-- STORED RECORDS --
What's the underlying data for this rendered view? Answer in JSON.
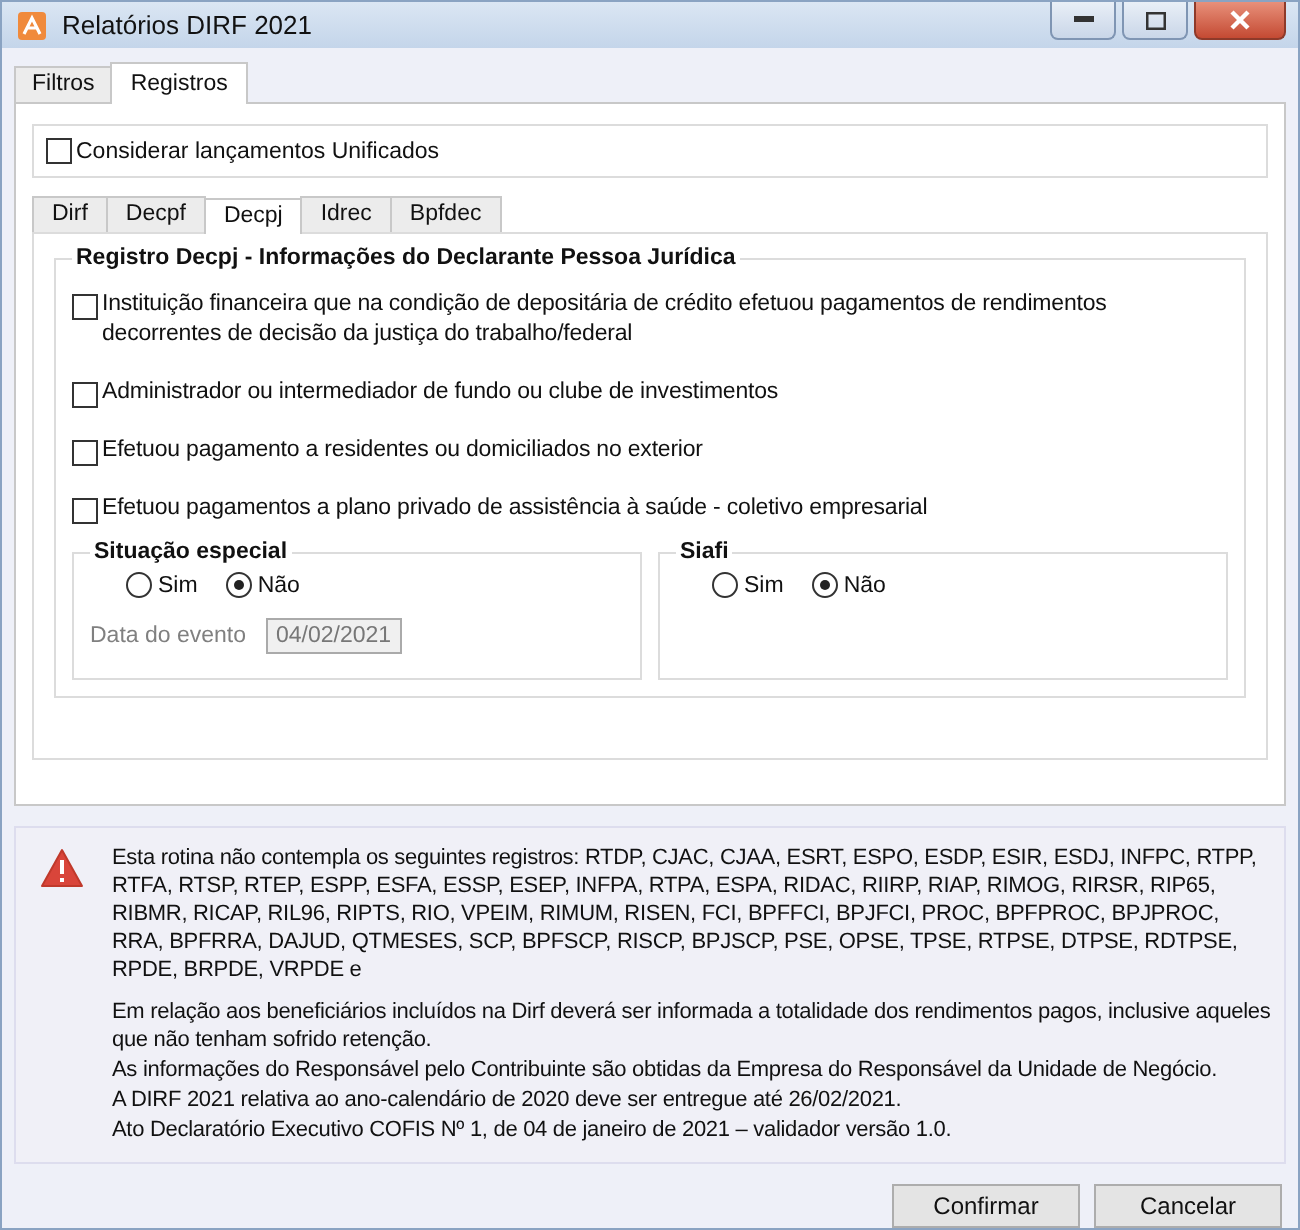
{
  "window": {
    "title": "Relatórios DIRF 2021"
  },
  "tabs": [
    {
      "label": "Filtros",
      "selected": false
    },
    {
      "label": "Registros",
      "selected": true
    }
  ],
  "unified": {
    "label": "Considerar lançamentos Unificados",
    "checked": false
  },
  "subtabs": [
    {
      "label": "Dirf",
      "selected": false
    },
    {
      "label": "Decpf",
      "selected": false
    },
    {
      "label": "Decpj",
      "selected": true
    },
    {
      "label": "Idrec",
      "selected": false
    },
    {
      "label": "Bpfdec",
      "selected": false
    }
  ],
  "group": {
    "title": "Registro Decpj - Informações do Declarante Pessoa Jurídica",
    "options": [
      {
        "label": "Instituição financeira que na condição de depositária de crédito efetuou pagamentos de rendimentos decorrentes de decisão da justiça do trabalho/federal",
        "checked": false
      },
      {
        "label": "Administrador ou intermediador de fundo ou clube de investimentos",
        "checked": false
      },
      {
        "label": "Efetuou pagamento a residentes ou domiciliados no exterior",
        "checked": false
      },
      {
        "label": "Efetuou pagamentos a plano privado de assistência à saúde - coletivo empresarial",
        "checked": false
      }
    ],
    "situacao": {
      "title": "Situação especial",
      "radios": [
        {
          "label": "Sim",
          "selected": false
        },
        {
          "label": "Não",
          "selected": true
        }
      ],
      "date_label": "Data do evento",
      "date_value": "04/02/2021",
      "date_disabled": true
    },
    "siafi": {
      "title": "Siafi",
      "radios": [
        {
          "label": "Sim",
          "selected": false
        },
        {
          "label": "Não",
          "selected": true
        }
      ]
    }
  },
  "notice": [
    "Esta rotina não contempla os seguintes registros: RTDP, CJAC, CJAA, ESRT, ESPO, ESDP, ESIR, ESDJ, INFPC, RTPP, RTFA, RTSP, RTEP, ESPP, ESFA, ESSP, ESEP, INFPA, RTPA, ESPA, RIDAC, RIIRP, RIAP, RIMOG, RIRSR, RIP65, RIBMR, RICAP, RIL96, RIPTS, RIO, VPEIM, RIMUM, RISEN, FCI, BPFFCI, BPJFCI, PROC, BPFPROC, BPJPROC, RRA, BPFRRA, DAJUD, QTMESES, SCP, BPFSCP, RISCP, BPJSCP, PSE, OPSE, TPSE, RTPSE, DTPSE, RDTPSE, RPDE, BRPDE, VRPDE e",
    "Em relação aos beneficiários incluídos na Dirf deverá ser informada a totalidade dos rendimentos pagos, inclusive aqueles que não tenham sofrido retenção.",
    "As informações do Responsável pelo Contribuinte são obtidas da Empresa do Responsável da Unidade de Negócio.",
    "A DIRF 2021 relativa ao ano-calendário de 2020 deve ser entregue até 26/02/2021.",
    "Ato Declaratório Executivo COFIS Nº 1, de 04 de janeiro de 2021 – validador versão 1.0."
  ],
  "buttons": [
    "Confirmar",
    "Cancelar"
  ]
}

-- DIRECTIONS FOR THIS TASK --
Note each line of the entries that has "pagamentos" in it, and copy those lines.

-- RESULT --
        "label": "Instituição financeira que na condição de depositária de crédito efetuou pagamentos de rendimentos decorrentes de decisão da justiça do trabalho/federal",
        "label": "Efetuou pagamentos a plano privado de assistência à saúde - coletivo empresarial",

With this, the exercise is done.